> [PROBLEM TO SOLVE]: Repeat the lines below exactly as they appear, but leave out the images.

> [INFORMATION GIVEN]:
%%

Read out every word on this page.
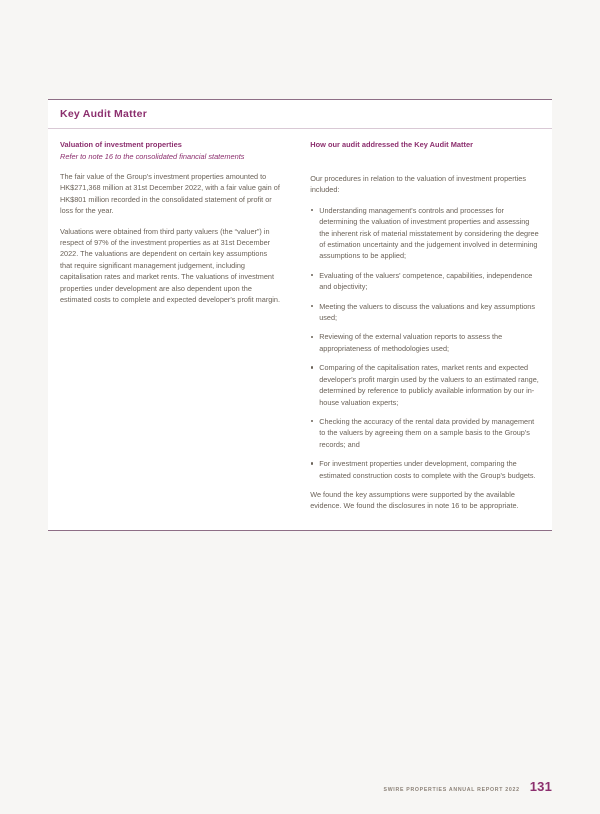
Key Audit Matter
Valuation of investment properties
Refer to note 16 to the consolidated financial statements

The fair value of the Group's investment properties amounted to HK$271,368 million at 31st December 2022, with a fair value gain of HK$801 million recorded in the consolidated statement of profit or loss for the year.

Valuations were obtained from third party valuers (the “valuer”) in respect of 97% of the investment properties as at 31st December 2022. The valuations are dependent on certain key assumptions that require significant management judgement, including capitalisation rates and market rents. The valuations of investment properties under development are also dependent upon the estimated costs to complete and expected developer's profit margin.

How our audit addressed the Key Audit Matter

Our procedures in relation to the valuation of investment properties included:

Understanding management's controls and processes for determining the valuation of investment properties and assessing the inherent risk of material misstatement by considering the degree of estimation uncertainty and the judgement involved in determining assumptions to be applied;
Evaluating of the valuers' competence, capabilities, independence and objectivity;
Meeting the valuers to discuss the valuations and key assumptions used;
Reviewing of the external valuation reports to assess the appropriateness of methodologies used;
Comparing of the capitalisation rates, market rents and expected developer's profit margin used by the valuers to an estimated range, determined by reference to publicly available information by our in-house valuation experts;
Checking the accuracy of the rental data provided by management to the valuers by agreeing them on a sample basis to the Group's records; and
For investment properties under development, comparing the estimated construction costs to complete with the Group's budgets.

We found the key assumptions were supported by the available evidence. We found the disclosures in note 16 to be appropriate.

SWIRE PROPERTIES ANNUAL REPORT 2022 131
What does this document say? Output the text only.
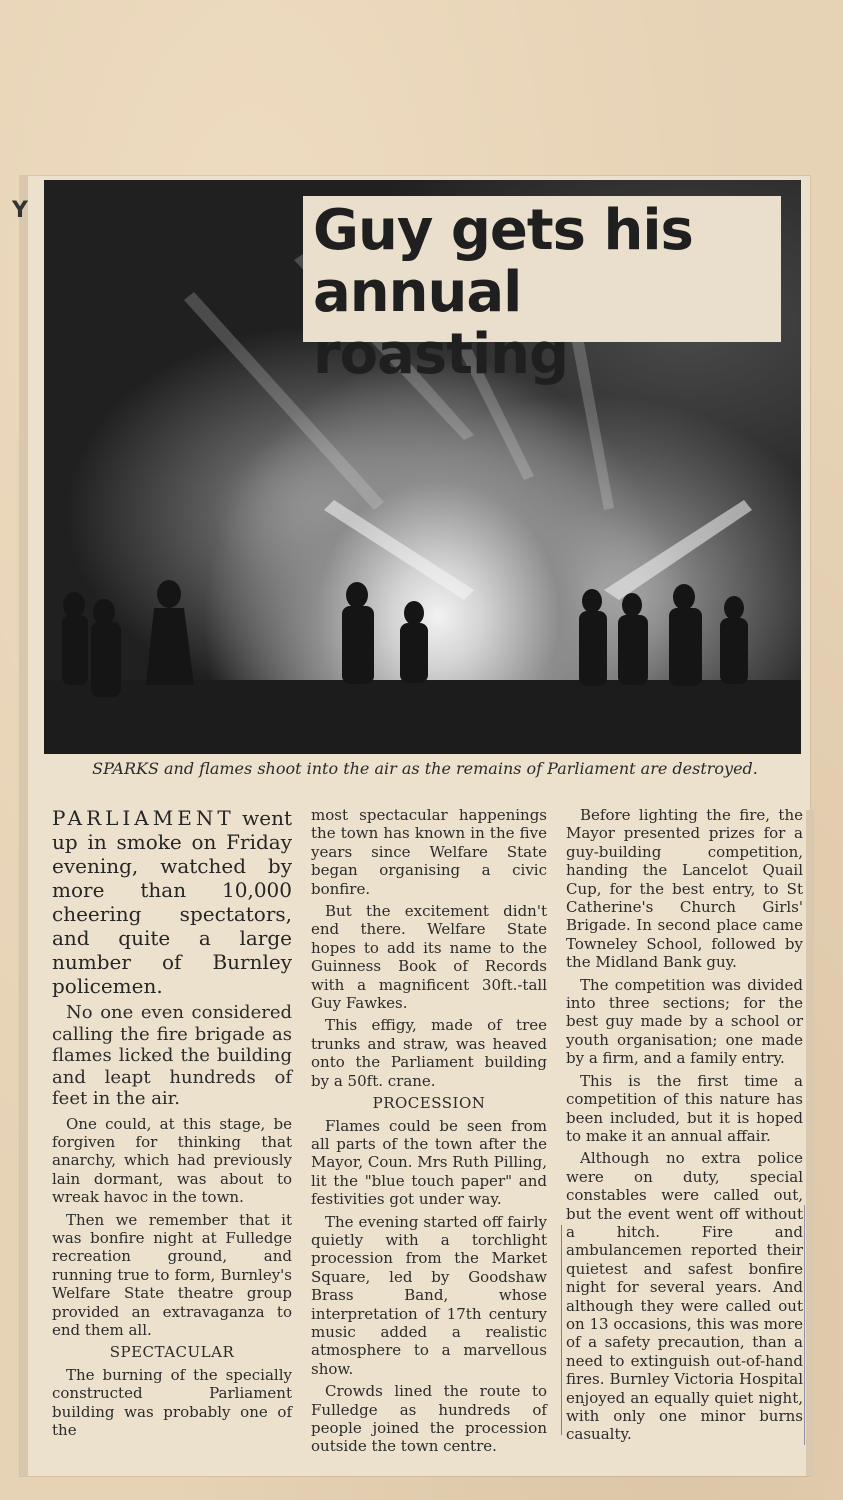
Y	Guy gets his
annual roasting
SPARKS and flames shoot into the air as the remains of Parliament are destroyed.

PARLIAMENT went up in smoke on Friday evening, watched by more than 10,000 cheering spectators, and quite a large number of Burnley policemen.

No one even considered calling the fire brigade as flames licked the building and leapt hundreds of feet in the air.

One could, at this stage, be forgiven for thinking that anarchy, which had previously lain dormant, was about to wreak havoc in the town.

Then we remember that it was bonfire night at Fulledge recreation ground, and running true to form, Burnley's Welfare State theatre group provided an extravaganza to end them all.

SPECTACULAR

The burning of the specially constructed Parliament building was probably one of the

most spectacular happenings the town has known in the five years since Welfare State began organising a civic bonfire.

But the excitement didn't end there. Welfare State hopes to add its name to the Guinness Book of Records with a magnificent 30ft.-tall Guy Fawkes.

This effigy, made of tree trunks and straw, was heaved onto the Parliament building by a 50ft. crane.

PROCESSION

Flames could be seen from all parts of the town after the Mayor, Coun. Mrs Ruth Pilling, lit the "blue touch paper" and festivities got under way.

The evening started off fairly quietly with a torchlight procession from the Market Square, led by Goodshaw Brass Band, whose interpretation of 17th century music added a realistic atmosphere to a marvellous show.

Crowds lined the route to Fulledge as hundreds of people joined the procession outside the town centre.

Before lighting the fire, the Mayor presented prizes for a guy-building competition, handing the Lancelot Quail Cup, for the best entry, to St Catherine's Church Girls' Brigade. In second place came Towneley School, followed by the Midland Bank guy.

The competition was divided into three sections; for the best guy made by a school or youth organisation; one made by a firm, and a family entry.

This is the first time a competition of this nature has been included, but it is hoped to make it an annual affair.

Although no extra police were on duty, special constables were called out, but the event went off without a hitch. Fire and ambulancemen reported their quietest and safest bonfire night for several years. And although they were called out on 13 occasions, this was more of a safety precaution, than a need to extinguish out-of-hand fires. Burnley Victoria Hospital enjoyed an equally quiet night, with only one minor burns casualty.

%%

> [THE OUTPUT]:
Read out every word on this page.
Key Audit Matter
Valuation of investment properties
Refer to note 16 to the consolidated financial statements

The fair value of the Group's investment properties amounted to HK$271,368 million at 31st December 2022, with a fair value gain of HK$801 million recorded in the consolidated statement of profit or loss for the year.

Valuations were obtained from third party valuers (the “valuer”) in respect of 97% of the investment properties as at 31st December 2022. The valuations are dependent on certain key assumptions that require significant management judgement, including capitalisation rates and market rents. The valuations of investment properties under development are also dependent upon the estimated costs to complete and expected developer's profit margin.

How our audit addressed the Key Audit Matter

Our procedures in relation to the valuation of investment properties included:

Understanding management's controls and processes for determining the valuation of investment properties and assessing the inherent risk of material misstatement by considering the degree of estimation uncertainty and the judgement involved in determining assumptions to be applied;
Evaluating of the valuers' competence, capabilities, independence and objectivity;
Meeting the valuers to discuss the valuations and key assumptions used;
Reviewing of the external valuation reports to assess the appropriateness of methodologies used;
Comparing of the capitalisation rates, market rents and expected developer's profit margin used by the valuers to an estimated range, determined by reference to publicly available information by our in-house valuation experts;
Checking the accuracy of the rental data provided by management to the valuers by agreeing them on a sample basis to the Group's records; and
For investment properties under development, comparing the estimated construction costs to complete with the Group's budgets.

We found the key assumptions were supported by the available evidence. We found the disclosures in note 16 to be appropriate.

SWIRE PROPERTIES ANNUAL REPORT 2022 131
What does this document say? Output the text only.
Y	Guy gets his
annual roasting
SPARKS and flames shoot into the air as the remains of Parliament are destroyed.

PARLIAMENT went up in smoke on Friday evening, watched by more than 10,000 cheering spectators, and quite a large number of Burnley policemen.

No one even considered calling the fire brigade as flames licked the building and leapt hundreds of feet in the air.

One could, at this stage, be forgiven for thinking that anarchy, which had previously lain dormant, was about to wreak havoc in the town.

Then we remember that it was bonfire night at Fulledge recreation ground, and running true to form, Burnley's Welfare State theatre group provided an extravaganza to end them all.

SPECTACULAR

The burning of the specially constructed Parliament building was probably one of the

most spectacular happenings the town has known in the five years since Welfare State began organising a civic bonfire.

But the excitement didn't end there. Welfare State hopes to add its name to the Guinness Book of Records with a magnificent 30ft.-tall Guy Fawkes.

This effigy, made of tree trunks and straw, was heaved onto the Parliament building by a 50ft. crane.

PROCESSION

Flames could be seen from all parts of the town after the Mayor, Coun. Mrs Ruth Pilling, lit the "blue touch paper" and festivities got under way.

The evening started off fairly quietly with a torchlight procession from the Market Square, led by Goodshaw Brass Band, whose interpretation of 17th century music added a realistic atmosphere to a marvellous show.

Crowds lined the route to Fulledge as hundreds of people joined the procession outside the town centre.

Before lighting the fire, the Mayor presented prizes for a guy-building competition, handing the Lancelot Quail Cup, for the best entry, to St Catherine's Church Girls' Brigade. In second place came Towneley School, followed by the Midland Bank guy.

The competition was divided into three sections; for the best guy made by a school or youth organisation; one made by a firm, and a family entry.

This is the first time a competition of this nature has been included, but it is hoped to make it an annual affair.

Although no extra police were on duty, special constables were called out, but the event went off without a hitch. Fire and ambulancemen reported their quietest and safest bonfire night for several years. And although they were called out on 13 occasions, this was more of a safety precaution, than a need to extinguish out-of-hand fires. Burnley Victoria Hospital enjoyed an equally quiet night, with only one minor burns casualty.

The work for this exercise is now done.